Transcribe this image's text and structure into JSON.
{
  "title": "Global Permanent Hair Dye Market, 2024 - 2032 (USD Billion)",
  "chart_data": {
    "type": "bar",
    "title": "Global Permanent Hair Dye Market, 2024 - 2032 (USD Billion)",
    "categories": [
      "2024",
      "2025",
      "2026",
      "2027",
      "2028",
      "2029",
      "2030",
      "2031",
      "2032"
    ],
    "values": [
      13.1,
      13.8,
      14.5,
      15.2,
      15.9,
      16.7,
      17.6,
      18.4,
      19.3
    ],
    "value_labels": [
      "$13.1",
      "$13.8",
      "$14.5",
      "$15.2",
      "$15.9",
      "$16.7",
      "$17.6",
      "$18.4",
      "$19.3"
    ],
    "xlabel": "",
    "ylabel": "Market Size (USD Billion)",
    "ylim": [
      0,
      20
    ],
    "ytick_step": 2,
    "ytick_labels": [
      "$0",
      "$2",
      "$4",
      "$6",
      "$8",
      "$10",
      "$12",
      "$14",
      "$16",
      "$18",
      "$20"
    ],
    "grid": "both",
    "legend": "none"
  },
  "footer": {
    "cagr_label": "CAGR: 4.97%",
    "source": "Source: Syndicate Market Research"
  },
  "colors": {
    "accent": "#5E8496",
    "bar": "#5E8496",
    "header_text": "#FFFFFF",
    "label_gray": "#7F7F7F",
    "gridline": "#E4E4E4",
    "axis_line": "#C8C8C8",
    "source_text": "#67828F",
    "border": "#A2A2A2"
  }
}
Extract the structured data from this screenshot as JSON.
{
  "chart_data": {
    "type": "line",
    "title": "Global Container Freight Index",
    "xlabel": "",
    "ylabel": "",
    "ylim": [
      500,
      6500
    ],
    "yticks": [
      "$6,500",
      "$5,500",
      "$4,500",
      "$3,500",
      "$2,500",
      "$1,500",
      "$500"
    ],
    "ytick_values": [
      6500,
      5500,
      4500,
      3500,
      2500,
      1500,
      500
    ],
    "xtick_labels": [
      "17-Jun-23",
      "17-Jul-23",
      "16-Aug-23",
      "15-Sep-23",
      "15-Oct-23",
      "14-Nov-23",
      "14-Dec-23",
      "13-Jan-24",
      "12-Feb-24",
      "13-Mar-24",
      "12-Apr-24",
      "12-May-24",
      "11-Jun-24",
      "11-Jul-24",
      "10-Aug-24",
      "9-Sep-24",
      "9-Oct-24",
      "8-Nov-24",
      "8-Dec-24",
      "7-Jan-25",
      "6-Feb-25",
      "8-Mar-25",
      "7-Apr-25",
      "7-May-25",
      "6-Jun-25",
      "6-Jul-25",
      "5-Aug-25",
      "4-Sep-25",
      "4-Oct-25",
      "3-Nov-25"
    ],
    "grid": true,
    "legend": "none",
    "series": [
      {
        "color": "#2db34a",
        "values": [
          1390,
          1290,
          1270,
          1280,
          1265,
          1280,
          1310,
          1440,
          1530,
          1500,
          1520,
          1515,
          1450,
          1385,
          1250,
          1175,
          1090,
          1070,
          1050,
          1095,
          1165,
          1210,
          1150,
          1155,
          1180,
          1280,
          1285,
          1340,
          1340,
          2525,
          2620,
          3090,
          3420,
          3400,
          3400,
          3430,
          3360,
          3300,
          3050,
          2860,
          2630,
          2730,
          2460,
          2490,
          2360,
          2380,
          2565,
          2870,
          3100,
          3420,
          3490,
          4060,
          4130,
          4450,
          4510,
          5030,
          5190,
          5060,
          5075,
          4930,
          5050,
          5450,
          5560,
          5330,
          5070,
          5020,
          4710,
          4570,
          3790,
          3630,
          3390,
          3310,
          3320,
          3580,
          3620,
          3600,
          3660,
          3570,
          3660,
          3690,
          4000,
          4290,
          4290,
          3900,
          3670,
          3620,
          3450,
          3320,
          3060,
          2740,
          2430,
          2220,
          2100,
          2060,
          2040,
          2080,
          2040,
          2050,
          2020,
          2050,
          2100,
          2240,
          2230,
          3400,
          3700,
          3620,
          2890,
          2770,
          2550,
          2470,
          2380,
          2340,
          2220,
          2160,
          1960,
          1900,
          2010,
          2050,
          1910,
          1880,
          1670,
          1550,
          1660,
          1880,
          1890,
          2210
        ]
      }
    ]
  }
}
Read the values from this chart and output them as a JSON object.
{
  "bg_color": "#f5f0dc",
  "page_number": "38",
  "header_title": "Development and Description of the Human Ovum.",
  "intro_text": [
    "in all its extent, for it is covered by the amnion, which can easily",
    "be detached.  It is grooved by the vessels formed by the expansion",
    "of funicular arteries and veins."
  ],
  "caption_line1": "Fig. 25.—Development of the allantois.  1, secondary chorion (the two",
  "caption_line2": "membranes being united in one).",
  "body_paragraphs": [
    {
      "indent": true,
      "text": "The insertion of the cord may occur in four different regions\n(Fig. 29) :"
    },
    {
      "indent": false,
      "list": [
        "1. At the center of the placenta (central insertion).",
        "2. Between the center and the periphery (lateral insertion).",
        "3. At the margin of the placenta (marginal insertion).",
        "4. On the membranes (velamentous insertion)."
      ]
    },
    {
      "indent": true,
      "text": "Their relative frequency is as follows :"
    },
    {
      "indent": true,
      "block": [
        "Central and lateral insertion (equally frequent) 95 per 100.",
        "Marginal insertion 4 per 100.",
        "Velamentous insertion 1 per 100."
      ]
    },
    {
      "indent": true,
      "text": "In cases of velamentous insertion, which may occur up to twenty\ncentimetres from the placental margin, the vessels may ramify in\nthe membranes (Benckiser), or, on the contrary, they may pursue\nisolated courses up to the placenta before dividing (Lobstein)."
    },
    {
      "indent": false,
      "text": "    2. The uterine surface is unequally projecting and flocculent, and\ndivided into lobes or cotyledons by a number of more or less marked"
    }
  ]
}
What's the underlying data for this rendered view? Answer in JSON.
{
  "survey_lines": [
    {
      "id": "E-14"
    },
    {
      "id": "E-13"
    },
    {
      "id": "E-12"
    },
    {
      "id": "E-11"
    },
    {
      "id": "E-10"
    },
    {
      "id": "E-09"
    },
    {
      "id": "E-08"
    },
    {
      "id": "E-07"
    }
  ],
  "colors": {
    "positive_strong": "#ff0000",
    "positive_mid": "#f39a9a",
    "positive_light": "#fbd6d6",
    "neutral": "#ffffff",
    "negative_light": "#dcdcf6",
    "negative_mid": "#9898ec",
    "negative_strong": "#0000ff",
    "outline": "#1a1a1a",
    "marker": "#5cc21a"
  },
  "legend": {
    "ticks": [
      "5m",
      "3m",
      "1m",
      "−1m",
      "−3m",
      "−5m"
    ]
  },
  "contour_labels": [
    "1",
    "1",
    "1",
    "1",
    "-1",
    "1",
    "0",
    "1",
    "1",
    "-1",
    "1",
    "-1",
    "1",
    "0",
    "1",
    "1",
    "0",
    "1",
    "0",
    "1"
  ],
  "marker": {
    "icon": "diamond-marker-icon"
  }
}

**Written task**
Copy every line in the records above that contains the word "this".

**Full response**
Transcribe this image's text and structure into JSON.
Extract the structured data from this screenshot as JSON.
Read the values from this chart and output them as a JSON object.
What's the underlying data for this rendered view? Answer in JSON.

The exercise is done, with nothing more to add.